» WHAT IS BEING ASKED: From the data that follows, copy every line holding the string "JSON".

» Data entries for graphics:
· · · · · · ·
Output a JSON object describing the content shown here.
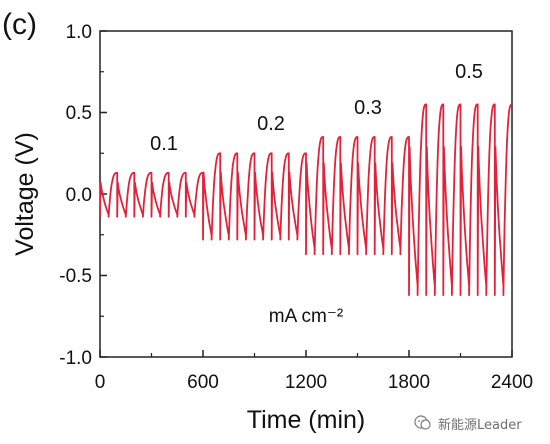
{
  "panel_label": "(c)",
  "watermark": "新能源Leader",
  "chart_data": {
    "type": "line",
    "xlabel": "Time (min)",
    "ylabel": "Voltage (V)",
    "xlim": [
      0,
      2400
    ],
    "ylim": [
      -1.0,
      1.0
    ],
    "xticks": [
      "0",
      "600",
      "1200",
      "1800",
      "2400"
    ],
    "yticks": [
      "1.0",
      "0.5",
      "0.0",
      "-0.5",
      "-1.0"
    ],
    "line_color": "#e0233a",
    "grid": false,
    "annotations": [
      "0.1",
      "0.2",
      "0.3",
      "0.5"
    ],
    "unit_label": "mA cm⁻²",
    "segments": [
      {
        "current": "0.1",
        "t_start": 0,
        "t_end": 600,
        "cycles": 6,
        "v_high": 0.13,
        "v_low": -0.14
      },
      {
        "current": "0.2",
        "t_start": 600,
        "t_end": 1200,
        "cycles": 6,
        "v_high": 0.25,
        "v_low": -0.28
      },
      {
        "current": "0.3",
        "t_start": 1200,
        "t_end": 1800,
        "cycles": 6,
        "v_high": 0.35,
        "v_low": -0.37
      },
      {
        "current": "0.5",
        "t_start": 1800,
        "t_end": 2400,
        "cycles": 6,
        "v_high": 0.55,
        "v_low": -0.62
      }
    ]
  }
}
· · · · · · ·
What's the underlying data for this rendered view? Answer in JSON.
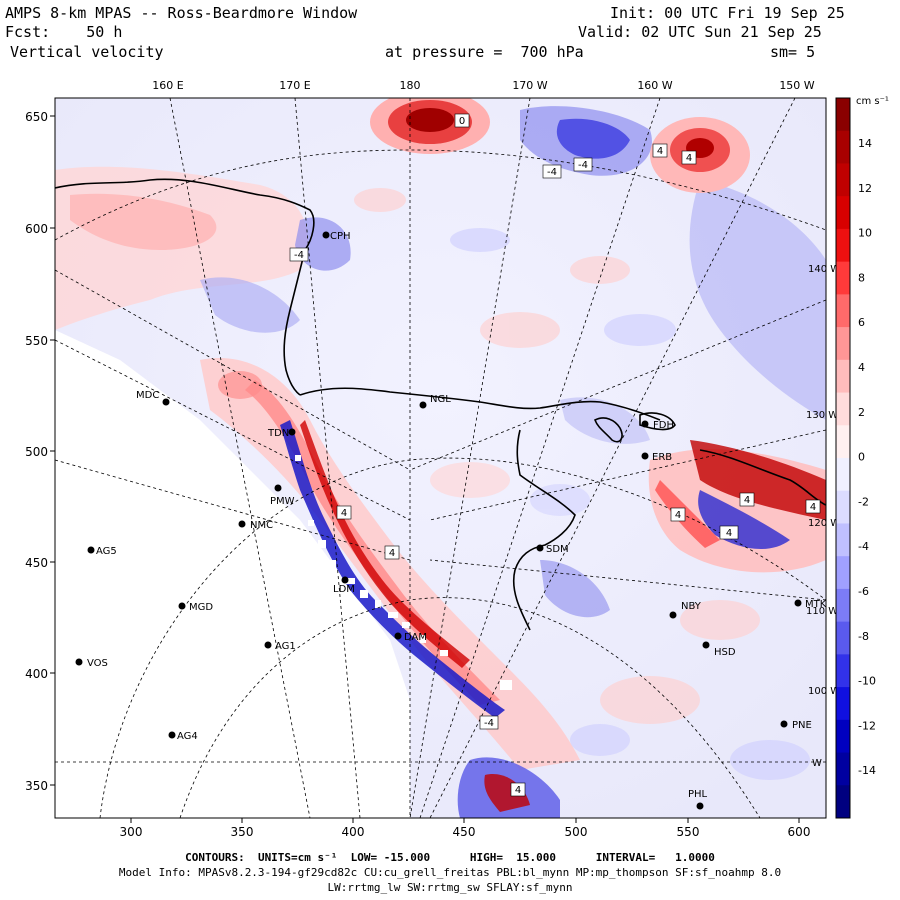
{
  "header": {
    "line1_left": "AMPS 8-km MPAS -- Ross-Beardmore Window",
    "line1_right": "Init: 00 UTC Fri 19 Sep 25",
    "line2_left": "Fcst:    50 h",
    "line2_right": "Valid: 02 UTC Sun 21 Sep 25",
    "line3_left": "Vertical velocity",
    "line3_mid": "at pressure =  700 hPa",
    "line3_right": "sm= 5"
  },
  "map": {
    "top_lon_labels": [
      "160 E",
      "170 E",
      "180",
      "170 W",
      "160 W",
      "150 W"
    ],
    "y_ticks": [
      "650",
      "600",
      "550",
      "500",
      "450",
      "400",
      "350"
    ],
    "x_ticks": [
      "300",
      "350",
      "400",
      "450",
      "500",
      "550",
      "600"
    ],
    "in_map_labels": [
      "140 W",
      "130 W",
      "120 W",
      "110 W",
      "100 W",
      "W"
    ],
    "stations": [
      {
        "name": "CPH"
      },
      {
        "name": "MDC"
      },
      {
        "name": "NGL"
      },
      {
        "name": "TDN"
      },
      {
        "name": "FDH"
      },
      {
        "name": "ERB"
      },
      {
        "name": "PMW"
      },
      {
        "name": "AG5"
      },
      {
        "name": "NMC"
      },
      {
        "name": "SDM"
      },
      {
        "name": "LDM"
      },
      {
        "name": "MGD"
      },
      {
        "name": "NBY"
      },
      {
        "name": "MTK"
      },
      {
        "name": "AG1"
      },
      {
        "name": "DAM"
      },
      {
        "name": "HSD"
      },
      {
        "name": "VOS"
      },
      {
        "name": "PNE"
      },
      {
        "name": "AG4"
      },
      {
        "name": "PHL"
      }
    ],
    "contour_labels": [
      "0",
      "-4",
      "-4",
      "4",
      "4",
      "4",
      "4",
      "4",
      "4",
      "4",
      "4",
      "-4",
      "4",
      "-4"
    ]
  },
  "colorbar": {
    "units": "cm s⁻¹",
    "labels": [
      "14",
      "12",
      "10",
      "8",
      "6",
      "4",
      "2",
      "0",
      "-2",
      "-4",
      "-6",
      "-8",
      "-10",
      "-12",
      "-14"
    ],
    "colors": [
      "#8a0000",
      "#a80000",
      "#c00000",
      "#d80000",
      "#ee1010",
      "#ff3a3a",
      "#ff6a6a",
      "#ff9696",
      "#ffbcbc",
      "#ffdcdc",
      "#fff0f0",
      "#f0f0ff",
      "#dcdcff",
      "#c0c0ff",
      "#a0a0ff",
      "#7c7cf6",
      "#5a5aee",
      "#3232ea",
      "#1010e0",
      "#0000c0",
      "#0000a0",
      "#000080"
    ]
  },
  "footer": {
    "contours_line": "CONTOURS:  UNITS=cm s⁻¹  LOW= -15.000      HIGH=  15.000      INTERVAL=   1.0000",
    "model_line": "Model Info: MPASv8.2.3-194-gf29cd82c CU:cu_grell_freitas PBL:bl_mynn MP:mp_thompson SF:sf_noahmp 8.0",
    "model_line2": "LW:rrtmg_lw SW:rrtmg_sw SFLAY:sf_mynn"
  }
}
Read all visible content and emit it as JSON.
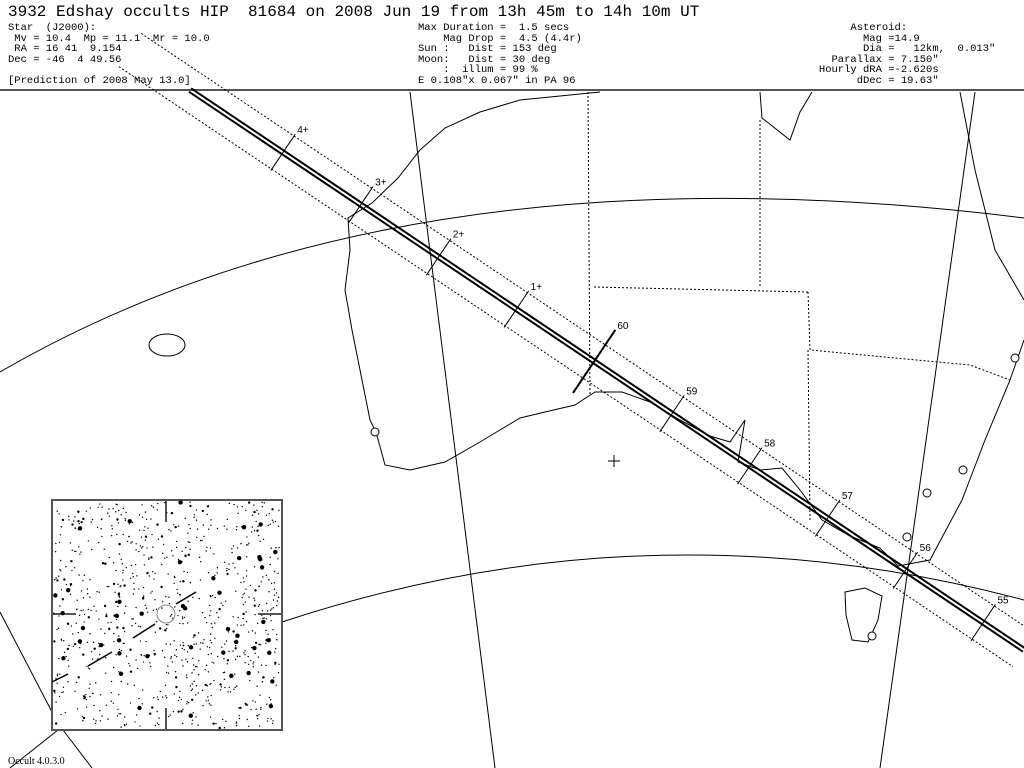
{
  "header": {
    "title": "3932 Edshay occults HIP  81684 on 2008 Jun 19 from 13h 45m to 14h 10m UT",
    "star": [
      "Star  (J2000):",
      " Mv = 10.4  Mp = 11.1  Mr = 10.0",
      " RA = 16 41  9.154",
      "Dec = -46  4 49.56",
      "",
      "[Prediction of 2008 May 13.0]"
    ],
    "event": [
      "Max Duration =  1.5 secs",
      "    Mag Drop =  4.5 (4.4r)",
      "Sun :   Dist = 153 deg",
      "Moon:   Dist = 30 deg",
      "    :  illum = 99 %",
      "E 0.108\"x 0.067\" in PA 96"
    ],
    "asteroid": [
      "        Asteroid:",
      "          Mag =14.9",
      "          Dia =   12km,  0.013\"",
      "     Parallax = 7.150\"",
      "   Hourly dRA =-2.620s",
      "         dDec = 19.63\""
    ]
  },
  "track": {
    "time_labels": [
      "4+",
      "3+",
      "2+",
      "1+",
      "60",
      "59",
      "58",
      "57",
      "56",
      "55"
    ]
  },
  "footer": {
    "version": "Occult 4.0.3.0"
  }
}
· · · · · · ·
» PROBLEM SOLUTION:
Output a JSON object describing the content shown here.
What's the underlying data for this rendered view? Answer in JSON.
Read all visible content and emit it as JSON.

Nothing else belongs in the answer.